Source material:
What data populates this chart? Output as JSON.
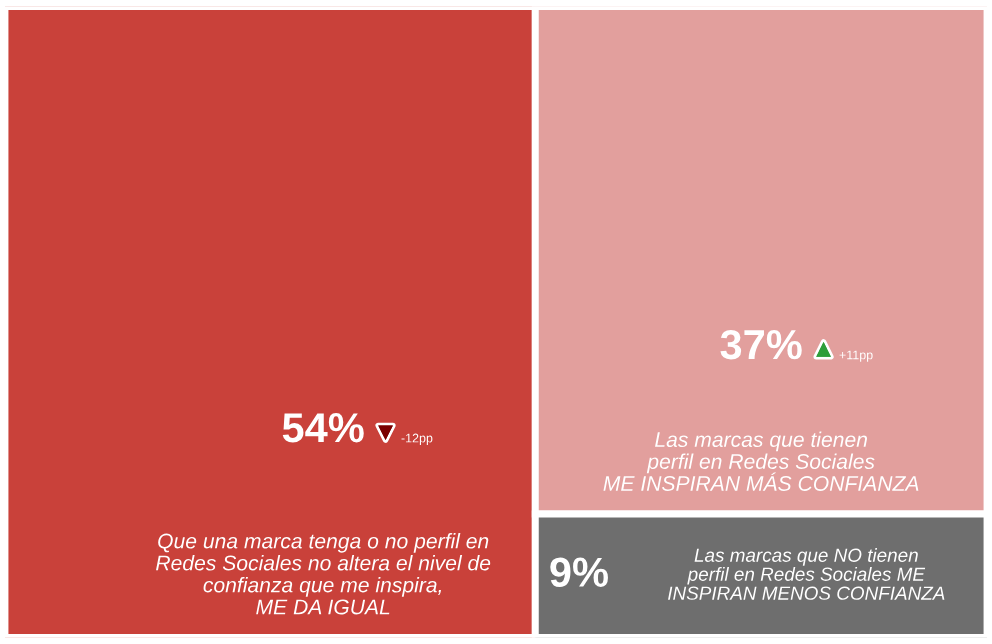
{
  "chart_data": {
    "type": "other",
    "categories": [
      "Que una marca tenga o no perfil en\nRedes Sociales no altera el nivel de\nconfianza que me inspira,\nME DA IGUAL",
      "Las marcas que tienen\nperfil en Redes Sociales\nME INSPIRAN MÁS CONFIANZA",
      "Las marcas que NO tienen\nperfil en Redes Sociales ME\nINSPIRAN MENOS CONFIANZA"
    ],
    "values": [
      54,
      37,
      9
    ],
    "value_labels": [
      "54%",
      "37%",
      "9%"
    ],
    "colors": [
      "#c9413a",
      "#e29f9d",
      "#6e6e6e"
    ],
    "annotations": [
      "▼-12pp",
      "▲+11pp"
    ]
  }
}
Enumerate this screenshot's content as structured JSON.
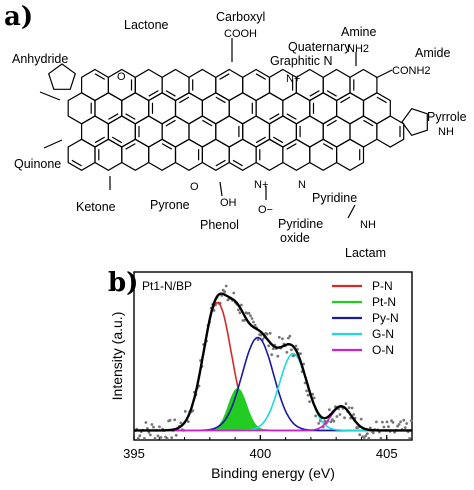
{
  "panel_a": {
    "letter": "a)",
    "labels": {
      "lactone": "Lactone",
      "carboxyl": "Carboxyl",
      "cooh": "COOH",
      "amine": "Amine",
      "nh2": "NH2",
      "quaternary_line1": "Quaternary",
      "quaternary_line2": "Graphitic N",
      "amide": "Amide",
      "conh2": "CONH2",
      "anhydride": "Anhydride",
      "pyrrole": "Pyrrole",
      "nh_pyrrole": "NH",
      "quinone": "Quinone",
      "ketone": "Ketone",
      "pyrone": "Pyrone",
      "phenol": "Phenol",
      "oh": "OH",
      "pyridine_oxide_line1": "Pyridine",
      "pyridine_oxide_line2": "oxide",
      "pyridine": "Pyridine",
      "lactam": "Lactam",
      "nh_lactam": "NH",
      "o_minus": "O−",
      "n_plus": "N+",
      "o": "O",
      "n": "N"
    }
  },
  "panel_b": {
    "letter": "b)"
  },
  "chart_data": {
    "type": "line",
    "sample_label": "Pt1-N/BP",
    "xlabel": "Binding energy (eV)",
    "ylabel": "Intensity (a.u.)",
    "xlim": [
      395,
      406
    ],
    "ylim": [
      0,
      1.05
    ],
    "x_ticks": [
      395,
      400,
      405
    ],
    "x_tick_labels": [
      "395",
      "400",
      "405"
    ],
    "grid": false,
    "legend_position": "top-right",
    "background": 0.06,
    "components": [
      {
        "name": "P-N",
        "center": 398.3,
        "height": 0.8,
        "width": 0.55,
        "color": "#d42a2a"
      },
      {
        "name": "Pt-N",
        "center": 399.1,
        "height": 0.26,
        "width": 0.35,
        "color": "#22cc22",
        "filled": true
      },
      {
        "name": "Py-N",
        "center": 399.9,
        "height": 0.58,
        "width": 0.62,
        "color": "#1a1aa0"
      },
      {
        "name": "G-N",
        "center": 401.3,
        "height": 0.48,
        "width": 0.55,
        "color": "#22d8d8"
      },
      {
        "name": "O-N",
        "center": 403.2,
        "height": 0.15,
        "width": 0.4,
        "color": "#cc22cc"
      }
    ],
    "envelope_color": "#000000",
    "data_points_color": "#777777"
  }
}
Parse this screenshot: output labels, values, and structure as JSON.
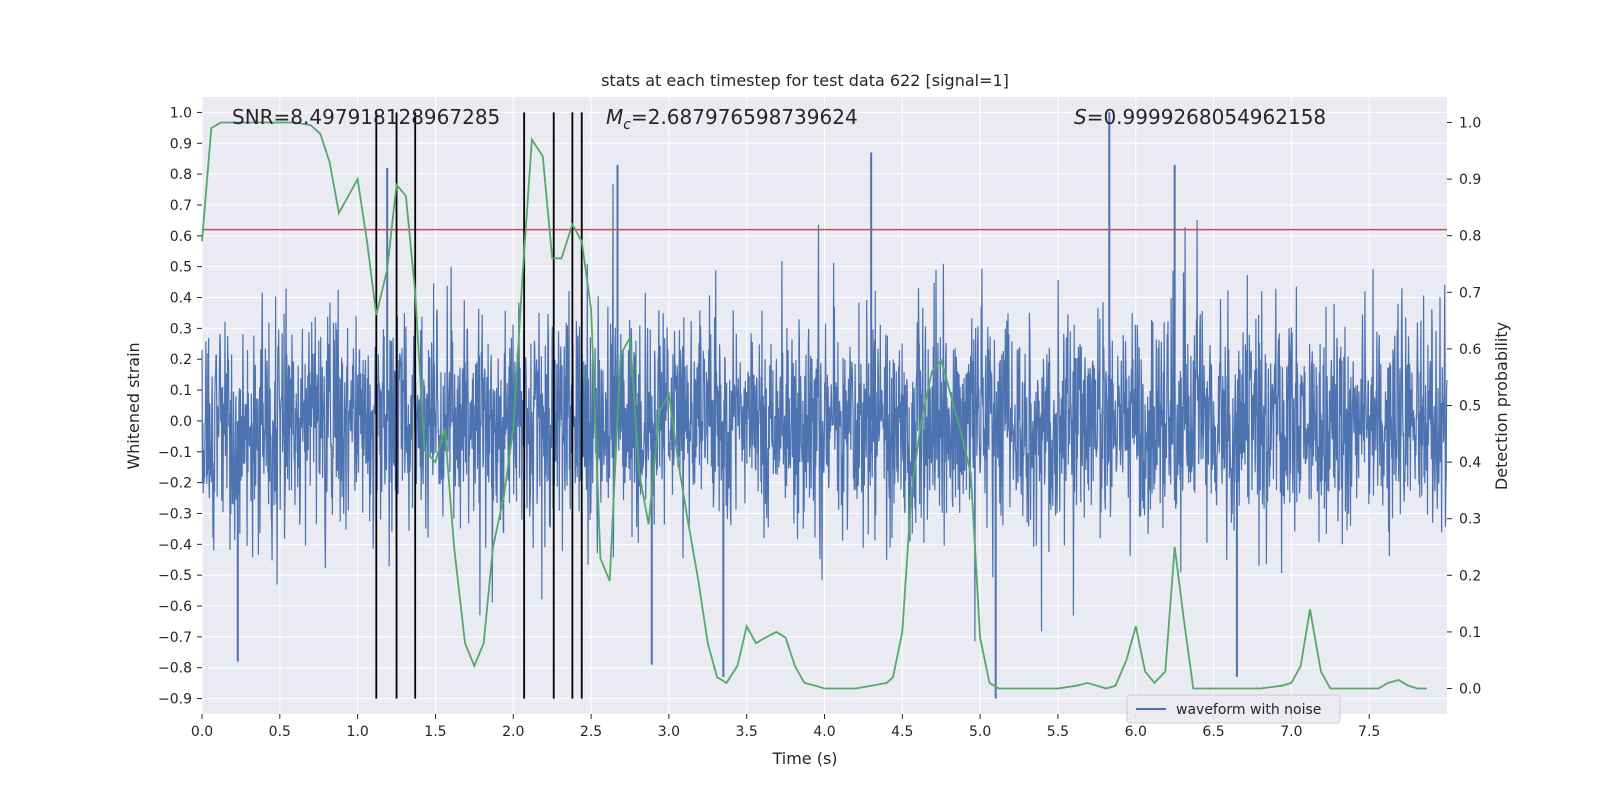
{
  "chart_data": {
    "type": "line",
    "title": "stats at each timestep for test data 622 [signal=1]",
    "xlabel": "Time (s)",
    "ylabel": "Whitened strain",
    "y2label": "Detection probability",
    "xlim": [
      0,
      8.0
    ],
    "ylim": [
      -0.95,
      1.05
    ],
    "y2lim": [
      -0.045,
      1.045
    ],
    "xticks": [
      "0.0",
      "0.5",
      "1.0",
      "1.5",
      "2.0",
      "2.5",
      "3.0",
      "3.5",
      "4.0",
      "4.5",
      "5.0",
      "5.5",
      "6.0",
      "6.5",
      "7.0",
      "7.5"
    ],
    "yticks": [
      "−0.9",
      "−0.8",
      "−0.7",
      "−0.6",
      "−0.5",
      "−0.4",
      "−0.3",
      "−0.2",
      "−0.1",
      "0.0",
      "0.1",
      "0.2",
      "0.3",
      "0.4",
      "0.5",
      "0.6",
      "0.7",
      "0.8",
      "0.9",
      "1.0"
    ],
    "y2ticks": [
      "0.0",
      "0.1",
      "0.2",
      "0.3",
      "0.4",
      "0.5",
      "0.6",
      "0.7",
      "0.8",
      "0.9",
      "1.0"
    ],
    "grid": true,
    "legend_placement": "bottom-right",
    "annotations": {
      "snr": "SNR=8.497918128967285",
      "mc_symbol": "M",
      "mc_sub": "c",
      "mc_value": "=2.687976598739624",
      "s_symbol": "S",
      "s_value": "=0.9999268054962158"
    },
    "threshold": 0.62,
    "vertical_lines": [
      1.12,
      1.25,
      1.37,
      2.07,
      2.26,
      2.38,
      2.44
    ],
    "waveform": {
      "name": "waveform with noise",
      "color": "#4c72b0",
      "typical_amplitude": 0.28,
      "spike_peaks": [
        {
          "t": 4.3,
          "v": 0.87
        },
        {
          "t": 5.83,
          "v": 1.0
        },
        {
          "t": 6.25,
          "v": 0.83
        },
        {
          "t": 2.67,
          "v": 0.83
        },
        {
          "t": 1.19,
          "v": 0.82
        },
        {
          "t": 0.23,
          "v": -0.78
        },
        {
          "t": 5.1,
          "v": -0.9
        },
        {
          "t": 3.35,
          "v": -0.83
        },
        {
          "t": 6.65,
          "v": -0.83
        },
        {
          "t": 2.89,
          "v": -0.79
        }
      ]
    },
    "detection_probability": {
      "color": "#55a868",
      "x": [
        0.0,
        0.06,
        0.12,
        0.2,
        0.3,
        0.4,
        0.5,
        0.6,
        0.7,
        0.76,
        0.82,
        0.88,
        0.94,
        1.0,
        1.06,
        1.12,
        1.19,
        1.25,
        1.31,
        1.37,
        1.43,
        1.5,
        1.56,
        1.62,
        1.69,
        1.75,
        1.81,
        1.87,
        1.94,
        2.0,
        2.06,
        2.12,
        2.19,
        2.25,
        2.31,
        2.38,
        2.44,
        2.5,
        2.56,
        2.62,
        2.69,
        2.75,
        2.81,
        2.87,
        2.94,
        3.0,
        3.06,
        3.12,
        3.19,
        3.25,
        3.31,
        3.37,
        3.44,
        3.5,
        3.56,
        3.62,
        3.69,
        3.75,
        3.81,
        3.87,
        3.94,
        4.0,
        4.1,
        4.2,
        4.3,
        4.4,
        4.44,
        4.5,
        4.56,
        4.62,
        4.69,
        4.75,
        4.81,
        4.87,
        4.94,
        5.0,
        5.06,
        5.12,
        5.3,
        5.5,
        5.62,
        5.69,
        5.75,
        5.81,
        5.87,
        5.94,
        6.0,
        6.06,
        6.12,
        6.19,
        6.25,
        6.31,
        6.37,
        6.44,
        6.6,
        6.8,
        6.94,
        7.0,
        7.06,
        7.12,
        7.19,
        7.25,
        7.31,
        7.44,
        7.56,
        7.62,
        7.69,
        7.75,
        7.81,
        7.87
      ],
      "y": [
        0.79,
        0.99,
        1.0,
        1.0,
        1.0,
        1.0,
        1.0,
        1.0,
        0.995,
        0.98,
        0.93,
        0.84,
        0.87,
        0.9,
        0.79,
        0.66,
        0.74,
        0.89,
        0.87,
        0.7,
        0.42,
        0.4,
        0.46,
        0.25,
        0.08,
        0.04,
        0.08,
        0.25,
        0.34,
        0.46,
        0.73,
        0.97,
        0.94,
        0.76,
        0.76,
        0.82,
        0.79,
        0.67,
        0.23,
        0.19,
        0.59,
        0.62,
        0.38,
        0.29,
        0.49,
        0.52,
        0.4,
        0.3,
        0.19,
        0.08,
        0.02,
        0.01,
        0.04,
        0.11,
        0.08,
        0.09,
        0.1,
        0.09,
        0.04,
        0.01,
        0.005,
        0.0,
        0.0,
        0.0,
        0.005,
        0.01,
        0.02,
        0.1,
        0.35,
        0.47,
        0.56,
        0.58,
        0.52,
        0.46,
        0.38,
        0.09,
        0.01,
        0.0,
        0.0,
        0.0,
        0.005,
        0.01,
        0.005,
        0.0,
        0.005,
        0.05,
        0.11,
        0.03,
        0.01,
        0.03,
        0.25,
        0.12,
        0.0,
        0.0,
        0.0,
        0.0,
        0.005,
        0.01,
        0.04,
        0.14,
        0.03,
        0.0,
        0.0,
        0.0,
        0.0,
        0.01,
        0.015,
        0.005,
        0.0,
        0.0
      ]
    }
  }
}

Problem to solve: Return each line that includes "screenshot".

Solution for this task:
Enumerate this screenshot's content as structured JSON.
Parse this screenshot: output labels, values, and structure as JSON.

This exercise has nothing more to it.